Task prompt –
How many lines in the entries below contain "Very"? Answer with the number only.

** begin Extracted records **

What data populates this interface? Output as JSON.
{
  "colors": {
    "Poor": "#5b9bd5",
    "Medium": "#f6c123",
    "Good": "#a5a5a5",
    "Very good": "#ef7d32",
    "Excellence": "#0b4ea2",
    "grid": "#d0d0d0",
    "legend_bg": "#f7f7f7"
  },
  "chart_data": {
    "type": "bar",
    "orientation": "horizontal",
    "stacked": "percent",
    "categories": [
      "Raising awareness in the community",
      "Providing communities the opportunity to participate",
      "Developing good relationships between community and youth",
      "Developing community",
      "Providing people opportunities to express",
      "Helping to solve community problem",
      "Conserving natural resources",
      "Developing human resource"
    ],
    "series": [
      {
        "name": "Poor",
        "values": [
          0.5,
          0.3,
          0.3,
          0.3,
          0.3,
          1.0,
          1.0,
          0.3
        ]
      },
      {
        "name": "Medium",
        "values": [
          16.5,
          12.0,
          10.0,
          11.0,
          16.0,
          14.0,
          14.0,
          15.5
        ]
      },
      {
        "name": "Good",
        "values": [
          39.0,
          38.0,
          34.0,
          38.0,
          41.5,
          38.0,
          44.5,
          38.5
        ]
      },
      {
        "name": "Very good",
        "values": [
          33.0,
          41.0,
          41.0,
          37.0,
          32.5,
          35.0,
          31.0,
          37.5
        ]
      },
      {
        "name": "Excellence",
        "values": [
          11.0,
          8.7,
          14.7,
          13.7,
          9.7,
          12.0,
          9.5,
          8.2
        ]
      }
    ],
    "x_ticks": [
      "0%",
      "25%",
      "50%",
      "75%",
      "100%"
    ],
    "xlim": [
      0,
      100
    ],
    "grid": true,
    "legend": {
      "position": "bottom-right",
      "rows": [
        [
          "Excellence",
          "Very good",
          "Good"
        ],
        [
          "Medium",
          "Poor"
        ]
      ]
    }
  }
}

** end Extracted records **

Result of the task –
3